Present every line of the entries below from the one containing "331, 1148, 353]" down to the one containing "- data-label-6: ๑๙๘,๐๐๐: [681, 567, 762, 589]", both included, as a numbered list. Omit any blank lines.

— start —

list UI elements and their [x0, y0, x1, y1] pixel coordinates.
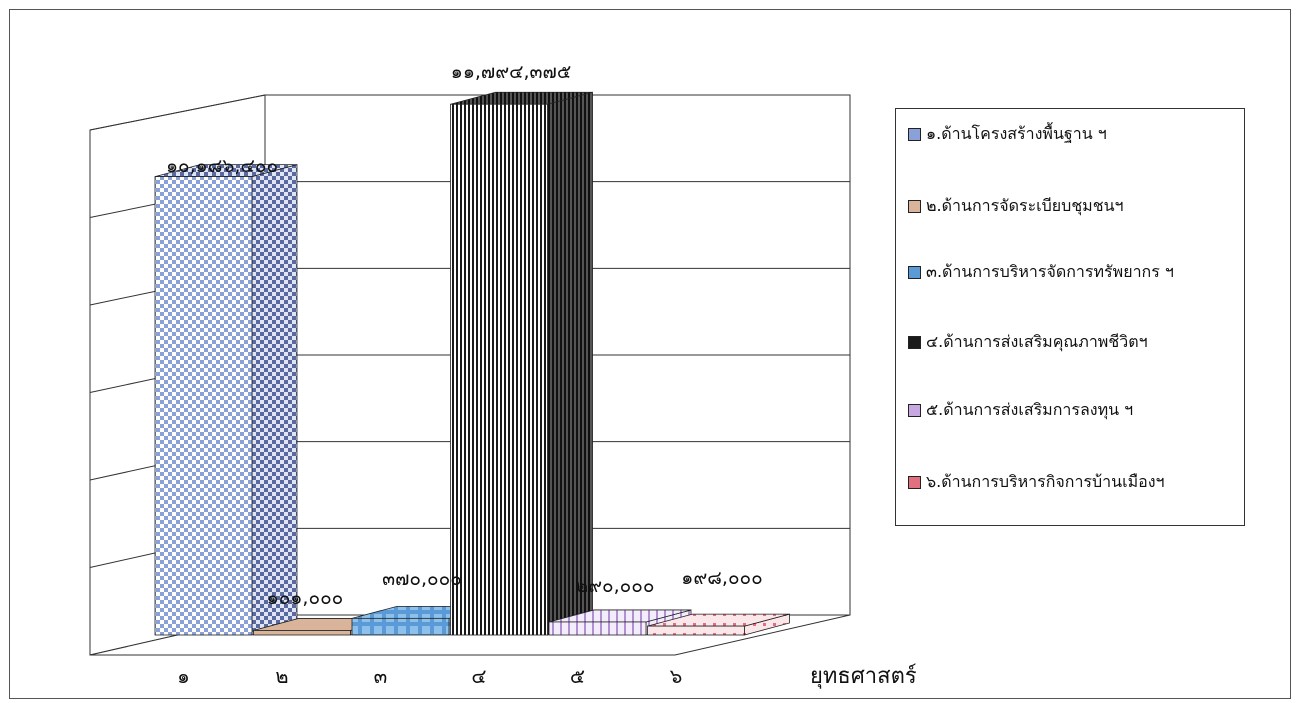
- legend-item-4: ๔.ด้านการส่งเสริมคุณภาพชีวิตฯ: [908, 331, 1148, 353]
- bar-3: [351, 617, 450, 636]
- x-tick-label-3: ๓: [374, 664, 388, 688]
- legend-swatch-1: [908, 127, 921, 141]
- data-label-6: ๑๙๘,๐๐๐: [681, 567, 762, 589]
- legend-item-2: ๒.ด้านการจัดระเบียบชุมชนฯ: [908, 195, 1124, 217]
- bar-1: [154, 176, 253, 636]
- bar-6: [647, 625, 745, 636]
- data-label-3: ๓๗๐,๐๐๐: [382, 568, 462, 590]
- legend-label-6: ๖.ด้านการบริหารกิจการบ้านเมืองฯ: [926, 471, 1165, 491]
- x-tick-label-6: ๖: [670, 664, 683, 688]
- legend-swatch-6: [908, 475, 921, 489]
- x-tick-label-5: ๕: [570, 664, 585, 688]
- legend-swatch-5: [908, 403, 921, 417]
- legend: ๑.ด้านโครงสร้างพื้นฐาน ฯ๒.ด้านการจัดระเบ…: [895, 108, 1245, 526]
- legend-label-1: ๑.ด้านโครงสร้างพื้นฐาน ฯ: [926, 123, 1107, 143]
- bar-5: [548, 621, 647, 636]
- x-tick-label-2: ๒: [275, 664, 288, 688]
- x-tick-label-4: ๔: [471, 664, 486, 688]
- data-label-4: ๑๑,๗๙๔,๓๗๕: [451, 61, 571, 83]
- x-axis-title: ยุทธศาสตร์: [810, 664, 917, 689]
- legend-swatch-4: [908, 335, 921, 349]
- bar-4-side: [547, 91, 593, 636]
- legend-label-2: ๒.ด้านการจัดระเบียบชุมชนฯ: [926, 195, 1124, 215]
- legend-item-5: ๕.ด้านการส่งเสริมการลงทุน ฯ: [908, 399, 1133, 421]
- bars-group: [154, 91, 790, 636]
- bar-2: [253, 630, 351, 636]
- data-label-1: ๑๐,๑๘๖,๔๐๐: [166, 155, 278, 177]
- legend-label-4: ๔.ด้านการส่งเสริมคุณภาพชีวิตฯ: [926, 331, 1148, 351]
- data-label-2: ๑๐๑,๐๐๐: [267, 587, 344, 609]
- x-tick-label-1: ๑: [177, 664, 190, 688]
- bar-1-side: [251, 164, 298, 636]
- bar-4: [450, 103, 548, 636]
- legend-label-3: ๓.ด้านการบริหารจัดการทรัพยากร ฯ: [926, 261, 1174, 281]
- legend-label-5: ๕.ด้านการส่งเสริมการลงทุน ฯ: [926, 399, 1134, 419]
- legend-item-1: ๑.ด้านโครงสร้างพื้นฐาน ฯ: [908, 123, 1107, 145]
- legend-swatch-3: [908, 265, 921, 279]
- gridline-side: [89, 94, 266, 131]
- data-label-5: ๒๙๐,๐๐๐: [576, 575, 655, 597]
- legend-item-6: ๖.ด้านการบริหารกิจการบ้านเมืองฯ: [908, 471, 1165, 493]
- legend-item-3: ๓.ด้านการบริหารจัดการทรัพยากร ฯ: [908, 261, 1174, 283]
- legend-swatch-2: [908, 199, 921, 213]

— end —

THE COMPLETED TASK:
1. - legend-item-4: ๔.ด้านการส่งเสริมคุณภาพชีวิตฯ: [908, 331, 1148, 353]
2. - bar-3: [351, 617, 450, 636]
3. - x-tick-label-3: ๓: [374, 664, 388, 688]
4. - legend-swatch-1: [908, 127, 921, 141]
5. - data-label-6: ๑๙๘,๐๐๐: [681, 567, 762, 589]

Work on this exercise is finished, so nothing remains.